## Begin

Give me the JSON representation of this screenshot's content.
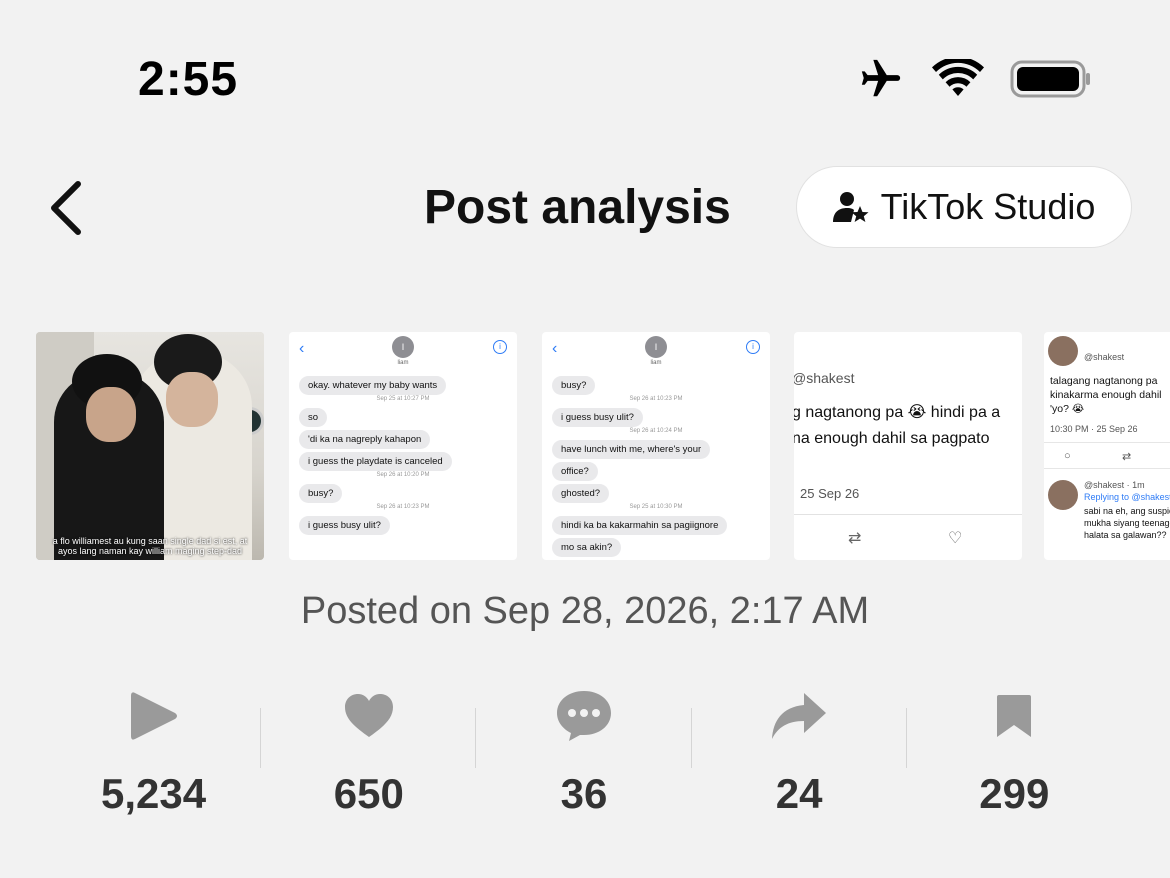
{
  "status_bar": {
    "time": "2:55",
    "icons": [
      "airplane-icon",
      "wifi-icon",
      "battery-icon"
    ]
  },
  "header": {
    "back_icon": "chevron-left-icon",
    "title": "Post analysis",
    "studio_button": {
      "icon": "creator-star-icon",
      "label": "TikTok Studio"
    }
  },
  "thumbnails": [
    {
      "type": "photo",
      "caption": "a flo williamest au kung saan single dad si est, at ayos lang naman kay william maging step-dad"
    },
    {
      "type": "imessage",
      "avatar_letter": "I",
      "contact": "liam",
      "items": [
        {
          "kind": "bubble",
          "text": "okay. whatever my baby wants"
        },
        {
          "kind": "stamp",
          "text": "Sep 25 at 10:27 PM"
        },
        {
          "kind": "bubble",
          "text": "so"
        },
        {
          "kind": "bubble",
          "text": "'di ka na nagreply kahapon"
        },
        {
          "kind": "bubble",
          "text": "i guess the playdate is canceled"
        },
        {
          "kind": "stamp",
          "text": "Sep 26 at 10:20 PM"
        },
        {
          "kind": "bubble",
          "text": "busy?"
        },
        {
          "kind": "stamp",
          "text": "Sep 26 at 10:23 PM"
        },
        {
          "kind": "bubble",
          "text": "i guess busy ulit?"
        }
      ]
    },
    {
      "type": "imessage",
      "avatar_letter": "I",
      "contact": "liam",
      "items": [
        {
          "kind": "bubble",
          "text": "busy?"
        },
        {
          "kind": "stamp",
          "text": "Sep 26 at 10:23 PM"
        },
        {
          "kind": "bubble",
          "text": "i guess busy ulit?"
        },
        {
          "kind": "stamp",
          "text": "Sep 26 at 10:24 PM"
        },
        {
          "kind": "bubble",
          "text": "have lunch with me, where's your"
        },
        {
          "kind": "bubble",
          "text": "office?"
        },
        {
          "kind": "bubble",
          "text": "ghosted?"
        },
        {
          "kind": "stamp",
          "text": "Sep 25 at 10:30 PM"
        },
        {
          "kind": "bubble",
          "text": "hindi ka ba kakarmahin sa pagiignore"
        },
        {
          "kind": "bubble",
          "text": "mo sa akin?"
        }
      ]
    },
    {
      "type": "tweet",
      "handle": "@shakest",
      "line1": "g nagtanong pa 😭 hindi pa a",
      "line2": "na enough dahil sa pagpato",
      "date": "25 Sep 26"
    },
    {
      "type": "tweet-thread",
      "handle": "@shakest",
      "line1": "talagang nagtanong pa",
      "line2": "kinakarma enough dahil",
      "line3": "'yo? 😭",
      "date": "10:30 PM · 25 Sep 26",
      "reply_header": "@shakest · 1m",
      "reply_to": "Replying to @shakest",
      "reply1": "sabi na eh, ang suspic",
      "reply2": "mukha siyang teenage",
      "reply3": "halata sa galawan??"
    }
  ],
  "posted_on": "Posted on Sep 28, 2026, 2:17 AM",
  "stats": [
    {
      "icon": "play-icon",
      "value": "5,234",
      "name": "views"
    },
    {
      "icon": "heart-icon",
      "value": "650",
      "name": "likes"
    },
    {
      "icon": "comment-icon",
      "value": "36",
      "name": "comments"
    },
    {
      "icon": "share-icon",
      "value": "24",
      "name": "shares"
    },
    {
      "icon": "bookmark-icon",
      "value": "299",
      "name": "saves"
    }
  ],
  "colors": {
    "background": "#f2f2f2",
    "stat_icon": "#9a9a9a",
    "stat_value": "#333333",
    "link_blue": "#2f7cf6"
  }
}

## End

Task statement>
Word for word, quote the full listing, omitting every picture.

Complete output>
Give me the JSON representation of this screenshot's content.
{
  "status_bar": {
    "time": "2:55",
    "icons": [
      "airplane-icon",
      "wifi-icon",
      "battery-icon"
    ]
  },
  "header": {
    "back_icon": "chevron-left-icon",
    "title": "Post analysis",
    "studio_button": {
      "icon": "creator-star-icon",
      "label": "TikTok Studio"
    }
  },
  "thumbnails": [
    {
      "type": "photo",
      "caption": "a flo williamest au kung saan single dad si est, at ayos lang naman kay william maging step-dad"
    },
    {
      "type": "imessage",
      "avatar_letter": "I",
      "contact": "liam",
      "items": [
        {
          "kind": "bubble",
          "text": "okay. whatever my baby wants"
        },
        {
          "kind": "stamp",
          "text": "Sep 25 at 10:27 PM"
        },
        {
          "kind": "bubble",
          "text": "so"
        },
        {
          "kind": "bubble",
          "text": "'di ka na nagreply kahapon"
        },
        {
          "kind": "bubble",
          "text": "i guess the playdate is canceled"
        },
        {
          "kind": "stamp",
          "text": "Sep 26 at 10:20 PM"
        },
        {
          "kind": "bubble",
          "text": "busy?"
        },
        {
          "kind": "stamp",
          "text": "Sep 26 at 10:23 PM"
        },
        {
          "kind": "bubble",
          "text": "i guess busy ulit?"
        }
      ]
    },
    {
      "type": "imessage",
      "avatar_letter": "I",
      "contact": "liam",
      "items": [
        {
          "kind": "bubble",
          "text": "busy?"
        },
        {
          "kind": "stamp",
          "text": "Sep 26 at 10:23 PM"
        },
        {
          "kind": "bubble",
          "text": "i guess busy ulit?"
        },
        {
          "kind": "stamp",
          "text": "Sep 26 at 10:24 PM"
        },
        {
          "kind": "bubble",
          "text": "have lunch with me, where's your"
        },
        {
          "kind": "bubble",
          "text": "office?"
        },
        {
          "kind": "bubble",
          "text": "ghosted?"
        },
        {
          "kind": "stamp",
          "text": "Sep 25 at 10:30 PM"
        },
        {
          "kind": "bubble",
          "text": "hindi ka ba kakarmahin sa pagiignore"
        },
        {
          "kind": "bubble",
          "text": "mo sa akin?"
        }
      ]
    },
    {
      "type": "tweet",
      "handle": "@shakest",
      "line1": "g nagtanong pa 😭 hindi pa a",
      "line2": "na enough dahil sa pagpato",
      "date": "25 Sep 26"
    },
    {
      "type": "tweet-thread",
      "handle": "@shakest",
      "line1": "talagang nagtanong pa",
      "line2": "kinakarma enough dahil",
      "line3": "'yo? 😭",
      "date": "10:30 PM · 25 Sep 26",
      "reply_header": "@shakest · 1m",
      "reply_to": "Replying to @shakest",
      "reply1": "sabi na eh, ang suspic",
      "reply2": "mukha siyang teenage",
      "reply3": "halata sa galawan??"
    }
  ],
  "posted_on": "Posted on Sep 28, 2026, 2:17 AM",
  "stats": [
    {
      "icon": "play-icon",
      "value": "5,234",
      "name": "views"
    },
    {
      "icon": "heart-icon",
      "value": "650",
      "name": "likes"
    },
    {
      "icon": "comment-icon",
      "value": "36",
      "name": "comments"
    },
    {
      "icon": "share-icon",
      "value": "24",
      "name": "shares"
    },
    {
      "icon": "bookmark-icon",
      "value": "299",
      "name": "saves"
    }
  ],
  "colors": {
    "background": "#f2f2f2",
    "stat_icon": "#9a9a9a",
    "stat_value": "#333333",
    "link_blue": "#2f7cf6"
  }
}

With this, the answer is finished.